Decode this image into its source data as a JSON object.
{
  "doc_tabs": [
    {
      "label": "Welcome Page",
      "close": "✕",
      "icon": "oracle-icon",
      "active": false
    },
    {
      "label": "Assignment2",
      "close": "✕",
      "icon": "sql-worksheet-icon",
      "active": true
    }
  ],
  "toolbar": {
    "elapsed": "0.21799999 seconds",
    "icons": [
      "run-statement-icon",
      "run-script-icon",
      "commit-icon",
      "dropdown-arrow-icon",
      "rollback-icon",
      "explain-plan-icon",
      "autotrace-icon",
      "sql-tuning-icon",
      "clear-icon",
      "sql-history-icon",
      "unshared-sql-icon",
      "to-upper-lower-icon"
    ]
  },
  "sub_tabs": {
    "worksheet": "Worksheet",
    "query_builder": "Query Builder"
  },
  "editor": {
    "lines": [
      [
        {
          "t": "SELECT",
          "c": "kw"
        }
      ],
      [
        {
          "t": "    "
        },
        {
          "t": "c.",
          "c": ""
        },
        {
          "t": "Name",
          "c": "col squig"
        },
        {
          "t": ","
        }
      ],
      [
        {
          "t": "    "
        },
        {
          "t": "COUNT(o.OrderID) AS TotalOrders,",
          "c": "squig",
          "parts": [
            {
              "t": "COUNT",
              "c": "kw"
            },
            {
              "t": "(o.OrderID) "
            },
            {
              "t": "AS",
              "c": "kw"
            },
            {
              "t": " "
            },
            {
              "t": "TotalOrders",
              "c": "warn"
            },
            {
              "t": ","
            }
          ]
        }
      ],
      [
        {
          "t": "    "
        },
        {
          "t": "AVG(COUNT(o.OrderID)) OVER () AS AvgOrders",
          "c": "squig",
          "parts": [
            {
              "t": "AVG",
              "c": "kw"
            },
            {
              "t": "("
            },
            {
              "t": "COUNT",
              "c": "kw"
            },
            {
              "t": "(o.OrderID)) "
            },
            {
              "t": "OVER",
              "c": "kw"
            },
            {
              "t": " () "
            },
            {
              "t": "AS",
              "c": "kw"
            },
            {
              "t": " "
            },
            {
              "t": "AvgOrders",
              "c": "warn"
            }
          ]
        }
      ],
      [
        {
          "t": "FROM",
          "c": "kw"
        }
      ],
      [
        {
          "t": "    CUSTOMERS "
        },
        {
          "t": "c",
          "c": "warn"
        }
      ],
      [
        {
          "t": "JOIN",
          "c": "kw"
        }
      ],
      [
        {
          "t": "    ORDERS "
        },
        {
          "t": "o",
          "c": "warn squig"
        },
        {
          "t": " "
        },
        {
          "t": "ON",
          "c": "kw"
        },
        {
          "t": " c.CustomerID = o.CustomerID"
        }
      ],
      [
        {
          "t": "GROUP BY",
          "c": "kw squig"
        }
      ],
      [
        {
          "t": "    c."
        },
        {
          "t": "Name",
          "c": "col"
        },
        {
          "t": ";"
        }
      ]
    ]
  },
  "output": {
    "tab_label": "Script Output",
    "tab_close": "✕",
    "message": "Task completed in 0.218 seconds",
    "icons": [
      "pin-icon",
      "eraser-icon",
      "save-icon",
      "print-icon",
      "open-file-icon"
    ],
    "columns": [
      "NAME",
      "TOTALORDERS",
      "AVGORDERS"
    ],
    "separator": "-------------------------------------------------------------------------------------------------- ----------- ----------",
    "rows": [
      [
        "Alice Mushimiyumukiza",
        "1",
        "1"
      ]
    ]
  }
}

(TASK PROMPT):
From the data above, extract every line in its exact form.

(EXERCISE SOLUTION):
Decode this image into its source data as a JSON object.
{
  "doc_tabs": [
    {
      "label": "Welcome Page",
      "close": "✕",
      "icon": "oracle-icon",
      "active": false
    },
    {
      "label": "Assignment2",
      "close": "✕",
      "icon": "sql-worksheet-icon",
      "active": true
    }
  ],
  "toolbar": {
    "elapsed": "0.21799999 seconds",
    "icons": [
      "run-statement-icon",
      "run-script-icon",
      "commit-icon",
      "dropdown-arrow-icon",
      "rollback-icon",
      "explain-plan-icon",
      "autotrace-icon",
      "sql-tuning-icon",
      "clear-icon",
      "sql-history-icon",
      "unshared-sql-icon",
      "to-upper-lower-icon"
    ]
  },
  "sub_tabs": {
    "worksheet": "Worksheet",
    "query_builder": "Query Builder"
  },
  "editor": {
    "lines": [
      [
        {
          "t": "SELECT",
          "c": "kw"
        }
      ],
      [
        {
          "t": "    "
        },
        {
          "t": "c.",
          "c": ""
        },
        {
          "t": "Name",
          "c": "col squig"
        },
        {
          "t": ","
        }
      ],
      [
        {
          "t": "    "
        },
        {
          "t": "COUNT(o.OrderID) AS TotalOrders,",
          "c": "squig",
          "parts": [
            {
              "t": "COUNT",
              "c": "kw"
            },
            {
              "t": "(o.OrderID) "
            },
            {
              "t": "AS",
              "c": "kw"
            },
            {
              "t": " "
            },
            {
              "t": "TotalOrders",
              "c": "warn"
            },
            {
              "t": ","
            }
          ]
        }
      ],
      [
        {
          "t": "    "
        },
        {
          "t": "AVG(COUNT(o.OrderID)) OVER () AS AvgOrders",
          "c": "squig",
          "parts": [
            {
              "t": "AVG",
              "c": "kw"
            },
            {
              "t": "("
            },
            {
              "t": "COUNT",
              "c": "kw"
            },
            {
              "t": "(o.OrderID)) "
            },
            {
              "t": "OVER",
              "c": "kw"
            },
            {
              "t": " () "
            },
            {
              "t": "AS",
              "c": "kw"
            },
            {
              "t": " "
            },
            {
              "t": "AvgOrders",
              "c": "warn"
            }
          ]
        }
      ],
      [
        {
          "t": "FROM",
          "c": "kw"
        }
      ],
      [
        {
          "t": "    CUSTOMERS "
        },
        {
          "t": "c",
          "c": "warn"
        }
      ],
      [
        {
          "t": "JOIN",
          "c": "kw"
        }
      ],
      [
        {
          "t": "    ORDERS "
        },
        {
          "t": "o",
          "c": "warn squig"
        },
        {
          "t": " "
        },
        {
          "t": "ON",
          "c": "kw"
        },
        {
          "t": " c.CustomerID = o.CustomerID"
        }
      ],
      [
        {
          "t": "GROUP BY",
          "c": "kw squig"
        }
      ],
      [
        {
          "t": "    c."
        },
        {
          "t": "Name",
          "c": "col"
        },
        {
          "t": ";"
        }
      ]
    ]
  },
  "output": {
    "tab_label": "Script Output",
    "tab_close": "✕",
    "message": "Task completed in 0.218 seconds",
    "icons": [
      "pin-icon",
      "eraser-icon",
      "save-icon",
      "print-icon",
      "open-file-icon"
    ],
    "columns": [
      "NAME",
      "TOTALORDERS",
      "AVGORDERS"
    ],
    "separator": "-------------------------------------------------------------------------------------------------- ----------- ----------",
    "rows": [
      [
        "Alice Mushimiyumukiza",
        "1",
        "1"
      ]
    ]
  }
}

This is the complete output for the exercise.